# Extracted text:
__________________________________________________

As expected, the robust regression model outperforms the simple linear regression model in MAE, mean absolute error.
# From: https://stats.idre.ucla.edu/r/dae/robust-regression/
hweights <- data.frame(points = coffee_data$total_cup_points, resid = rlmod$resid, weight = rlmod$w)
hweights2 <- hweights[order(rlmod$w), ]
hweights2[1:15, ]
## points resid weight
## 1309 63.08 -11.616203 0.04606813
## 1236 78.00 -4.389796 0.12190522
## 1193 79.08 -4.228610 0.12655212
## 1254 77.33 -3.833515 0.13959405
## 963 81.25 -3.075324 0.17400909
## 1185 79.17 -3.005965 0.17802770
## 837 81.83 -2.650429 0.20190915
## 1323 81.58 -2.343134 0.22838061
## 1320 82.50 -2.294385 0.23324204
## 1145 79.75 -1.983669 0.26978077
## 1158 79.67 -1.963544 0.27254765
## 535 82.92 -1.936620 0.27632506
## 1015 80.92 -1.735061 0.30844406
## 317 83.67 -1.588809 0.33682775
## 260 83.92 1.101814 0.48567135
Note above output shows that as the absolute residual goes down, the weight goes up.

__________________________________________________

# Dataset content:
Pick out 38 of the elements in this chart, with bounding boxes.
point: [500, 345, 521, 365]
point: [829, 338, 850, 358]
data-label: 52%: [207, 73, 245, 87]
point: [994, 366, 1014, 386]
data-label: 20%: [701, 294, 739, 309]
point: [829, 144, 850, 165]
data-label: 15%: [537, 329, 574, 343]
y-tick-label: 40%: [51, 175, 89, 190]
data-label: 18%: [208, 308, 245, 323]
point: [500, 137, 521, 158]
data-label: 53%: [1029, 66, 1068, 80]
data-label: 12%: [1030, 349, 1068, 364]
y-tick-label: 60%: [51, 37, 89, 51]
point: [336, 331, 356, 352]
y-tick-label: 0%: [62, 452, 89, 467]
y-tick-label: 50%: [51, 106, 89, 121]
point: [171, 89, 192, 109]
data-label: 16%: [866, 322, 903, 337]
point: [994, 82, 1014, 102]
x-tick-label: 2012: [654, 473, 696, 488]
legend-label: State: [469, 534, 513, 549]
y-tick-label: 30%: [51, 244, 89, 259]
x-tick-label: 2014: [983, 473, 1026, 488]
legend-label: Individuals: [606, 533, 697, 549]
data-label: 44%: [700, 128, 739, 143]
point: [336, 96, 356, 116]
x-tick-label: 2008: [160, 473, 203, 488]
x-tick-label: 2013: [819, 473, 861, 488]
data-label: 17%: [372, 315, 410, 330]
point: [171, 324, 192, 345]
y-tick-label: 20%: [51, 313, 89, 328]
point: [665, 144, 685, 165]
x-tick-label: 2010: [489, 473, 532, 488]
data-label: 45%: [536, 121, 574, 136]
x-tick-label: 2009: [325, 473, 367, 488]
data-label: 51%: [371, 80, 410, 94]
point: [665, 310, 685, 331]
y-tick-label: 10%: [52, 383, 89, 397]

__________________________________________________

# Tasks:
(a) In the robust regression text, retype the stretch from "# From: https://stats.idre.ucla.edu/r/dae/robust-regression/" through "weight = rlmod$w)".
(b) Pick up the robust regression text where it stops and write what comes next.
The listing is separate material and has no connection to the robust regression text.

# Replies:
(a)
# From: https://stats.idre.ucla.edu/r/dae/robust-regression/
hweights <- data.frame(points = coffee_data$total_cup_points, resid = rlmod$resid, weight = rlmod$w)

(b)
Reading through further definitions of robust regression outside of the textbook, I realized the potential values in the statistical method recognizing that heteroscedasticity is likely in many data sets. The further I journey through the MSDS program, the more I do realize the assumptions needed for ordinary least squares evaluation may not be true for a given data set. Another appealing aspect of robust regression is the use with income or wealth and trying to understand inequality better. As the year 2020 has shown, inequality of income and access to resources can play a meaningful role in one’s life. The application of robust regression can be applied to income and expenditures as those with greater income have a likely greater variance in expenditure size.